-- Start INPUT MATERIAL --

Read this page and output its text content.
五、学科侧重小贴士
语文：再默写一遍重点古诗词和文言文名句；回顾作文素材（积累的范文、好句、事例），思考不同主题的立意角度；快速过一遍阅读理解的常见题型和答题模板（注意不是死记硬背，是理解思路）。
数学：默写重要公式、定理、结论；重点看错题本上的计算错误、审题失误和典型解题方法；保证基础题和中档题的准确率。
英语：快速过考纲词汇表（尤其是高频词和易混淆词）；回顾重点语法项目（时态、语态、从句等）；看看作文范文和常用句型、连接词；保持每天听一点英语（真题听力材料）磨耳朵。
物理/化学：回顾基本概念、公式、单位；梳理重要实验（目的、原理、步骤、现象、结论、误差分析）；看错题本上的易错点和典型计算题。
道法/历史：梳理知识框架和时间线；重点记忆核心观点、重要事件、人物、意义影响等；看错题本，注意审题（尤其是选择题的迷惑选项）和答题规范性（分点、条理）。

-- End INPUT MATERIAL --

INSTRUCTION
Return all of the entries exactly as written.

REPLY TO THE TASK
Read this page and output its text content.
五、学科侧重小贴士
语文：再默写一遍重点古诗词和文言文名句；回顾作文素材（积累的范文、好句、事例），思考不同主题的立意角度；快速过一遍阅读理解的常见题型和答题模板（注意不是死记硬背，是理解思路）。
数学：默写重要公式、定理、结论；重点看错题本上的计算错误、审题失误和典型解题方法；保证基础题和中档题的准确率。
英语：快速过考纲词汇表（尤其是高频词和易混淆词）；回顾重点语法项目（时态、语态、从句等）；看看作文范文和常用句型、连接词；保持每天听一点英语（真题听力材料）磨耳朵。
物理/化学：回顾基本概念、公式、单位；梳理重要实验（目的、原理、步骤、现象、结论、误差分析）；看错题本上的易错点和典型计算题。
道法/历史：梳理知识框架和时间线；重点记忆核心观点、重要事件、人物、意义影响等；看错题本，注意审题（尤其是选择题的迷惑选项）和答题规范性（分点、条理）。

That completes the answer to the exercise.